[REQUIREMENTS]: Copy out every one of the rows below, character for character, without changing anything.

========

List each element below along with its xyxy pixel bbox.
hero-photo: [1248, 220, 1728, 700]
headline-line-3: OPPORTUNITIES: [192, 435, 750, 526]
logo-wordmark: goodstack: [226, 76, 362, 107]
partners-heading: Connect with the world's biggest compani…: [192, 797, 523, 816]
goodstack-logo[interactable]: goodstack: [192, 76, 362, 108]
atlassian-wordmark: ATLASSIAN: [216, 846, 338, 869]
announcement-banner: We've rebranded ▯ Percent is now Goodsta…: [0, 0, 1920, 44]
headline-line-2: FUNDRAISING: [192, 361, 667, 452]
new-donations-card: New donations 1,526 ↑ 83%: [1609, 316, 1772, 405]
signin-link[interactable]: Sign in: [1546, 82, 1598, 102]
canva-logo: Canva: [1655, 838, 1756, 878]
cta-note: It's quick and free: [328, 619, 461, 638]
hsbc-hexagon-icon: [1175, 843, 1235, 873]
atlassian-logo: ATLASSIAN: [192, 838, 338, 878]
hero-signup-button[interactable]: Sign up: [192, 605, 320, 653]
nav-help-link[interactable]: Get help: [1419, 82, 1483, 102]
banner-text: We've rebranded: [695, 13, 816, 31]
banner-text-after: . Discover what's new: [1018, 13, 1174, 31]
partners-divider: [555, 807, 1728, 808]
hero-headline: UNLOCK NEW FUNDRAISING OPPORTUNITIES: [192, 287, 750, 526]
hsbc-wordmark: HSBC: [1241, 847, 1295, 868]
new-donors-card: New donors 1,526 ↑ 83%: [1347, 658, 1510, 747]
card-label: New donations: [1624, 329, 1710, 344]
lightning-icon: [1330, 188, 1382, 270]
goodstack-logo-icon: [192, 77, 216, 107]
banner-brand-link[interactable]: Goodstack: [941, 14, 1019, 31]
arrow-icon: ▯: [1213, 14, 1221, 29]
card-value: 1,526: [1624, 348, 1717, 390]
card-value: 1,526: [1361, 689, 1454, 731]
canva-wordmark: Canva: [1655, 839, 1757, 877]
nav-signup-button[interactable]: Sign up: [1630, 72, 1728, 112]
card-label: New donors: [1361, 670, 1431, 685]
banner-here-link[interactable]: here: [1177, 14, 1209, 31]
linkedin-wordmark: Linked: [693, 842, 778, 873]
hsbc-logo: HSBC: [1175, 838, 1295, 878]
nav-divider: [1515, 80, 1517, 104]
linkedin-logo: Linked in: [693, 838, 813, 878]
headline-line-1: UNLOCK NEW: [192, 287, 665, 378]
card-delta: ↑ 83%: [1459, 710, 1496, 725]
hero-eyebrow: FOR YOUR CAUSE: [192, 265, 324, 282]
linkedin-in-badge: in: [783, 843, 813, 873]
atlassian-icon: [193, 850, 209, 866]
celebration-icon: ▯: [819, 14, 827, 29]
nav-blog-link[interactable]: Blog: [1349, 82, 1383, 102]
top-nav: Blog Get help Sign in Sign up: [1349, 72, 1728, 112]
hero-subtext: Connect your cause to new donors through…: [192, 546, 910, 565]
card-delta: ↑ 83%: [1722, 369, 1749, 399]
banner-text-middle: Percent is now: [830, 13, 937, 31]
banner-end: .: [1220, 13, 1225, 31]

========

[EXERCISE OUTPUT]:
List each element below along with its xyxy pixel bbox.
hero-photo: [1248, 220, 1728, 700]
headline-line-3: OPPORTUNITIES: [192, 435, 750, 526]
logo-wordmark: goodstack: [226, 76, 362, 107]
partners-heading: Connect with the world's biggest compani…: [192, 797, 523, 816]
goodstack-logo[interactable]: goodstack: [192, 76, 362, 108]
atlassian-wordmark: ATLASSIAN: [216, 846, 338, 869]
announcement-banner: We've rebranded ▯ Percent is now Goodsta…: [0, 0, 1920, 44]
headline-line-2: FUNDRAISING: [192, 361, 667, 452]
new-donations-card: New donations 1,526 ↑ 83%: [1609, 316, 1772, 405]
signin-link[interactable]: Sign in: [1546, 82, 1598, 102]
canva-logo: Canva: [1655, 838, 1756, 878]
cta-note: It's quick and free: [328, 619, 461, 638]
hsbc-hexagon-icon: [1175, 843, 1235, 873]
atlassian-logo: ATLASSIAN: [192, 838, 338, 878]
hero-signup-button[interactable]: Sign up: [192, 605, 320, 653]
nav-help-link[interactable]: Get help: [1419, 82, 1483, 102]
banner-text: We've rebranded: [695, 13, 816, 31]
banner-text-after: . Discover what's new: [1018, 13, 1174, 31]
partners-divider: [555, 807, 1728, 808]
hero-headline: UNLOCK NEW FUNDRAISING OPPORTUNITIES: [192, 287, 750, 526]
hsbc-wordmark: HSBC: [1241, 847, 1295, 868]
new-donors-card: New donors 1,526 ↑ 83%: [1347, 658, 1510, 747]
card-label: New donations: [1624, 329, 1710, 344]
lightning-icon: [1330, 188, 1382, 270]
goodstack-logo-icon: [192, 77, 216, 107]
banner-brand-link[interactable]: Goodstack: [941, 14, 1019, 31]
arrow-icon: ▯: [1213, 14, 1221, 29]
card-value: 1,526: [1624, 348, 1717, 390]
card-value: 1,526: [1361, 689, 1454, 731]
canva-wordmark: Canva: [1655, 839, 1757, 877]
nav-signup-button[interactable]: Sign up: [1630, 72, 1728, 112]
card-label: New donors: [1361, 670, 1431, 685]
banner-here-link[interactable]: here: [1177, 14, 1209, 31]
linkedin-wordmark: Linked: [693, 842, 778, 873]
hsbc-logo: HSBC: [1175, 838, 1295, 878]
nav-divider: [1515, 80, 1517, 104]
linkedin-logo: Linked in: [693, 838, 813, 878]
headline-line-1: UNLOCK NEW: [192, 287, 665, 378]
card-delta: ↑ 83%: [1459, 710, 1496, 725]
hero-eyebrow: FOR YOUR CAUSE: [192, 265, 324, 282]
linkedin-in-badge: in: [783, 843, 813, 873]
atlassian-icon: [193, 850, 209, 866]
celebration-icon: ▯: [819, 14, 827, 29]
nav-blog-link[interactable]: Blog: [1349, 82, 1383, 102]
top-nav: Blog Get help Sign in Sign up: [1349, 72, 1728, 112]
hero-subtext: Connect your cause to new donors through…: [192, 546, 910, 565]
card-delta: ↑ 83%: [1722, 369, 1749, 399]
banner-text-middle: Percent is now: [830, 13, 937, 31]
banner-end: .: [1220, 13, 1225, 31]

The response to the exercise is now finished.